--- begin ---

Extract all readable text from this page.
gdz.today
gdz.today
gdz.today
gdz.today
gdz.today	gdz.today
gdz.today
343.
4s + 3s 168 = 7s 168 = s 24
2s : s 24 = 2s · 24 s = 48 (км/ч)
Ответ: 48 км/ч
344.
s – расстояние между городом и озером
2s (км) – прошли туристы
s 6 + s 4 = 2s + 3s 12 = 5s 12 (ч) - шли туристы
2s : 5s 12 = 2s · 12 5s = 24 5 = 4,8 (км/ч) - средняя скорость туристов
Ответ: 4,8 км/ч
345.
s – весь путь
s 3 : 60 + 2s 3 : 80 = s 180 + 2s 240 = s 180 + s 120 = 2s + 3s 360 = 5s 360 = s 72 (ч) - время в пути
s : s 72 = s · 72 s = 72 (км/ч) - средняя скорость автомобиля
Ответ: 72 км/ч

--- end ---

**PROBLEM TO SOLVE**: Pull out every line in the data above that has the word "туристы".

**SOLUTION BELOW**:
2s (км) – прошли туристы
s 6 + s 4 = 2s + 3s 12 = 5s 12 (ч) - шли туристы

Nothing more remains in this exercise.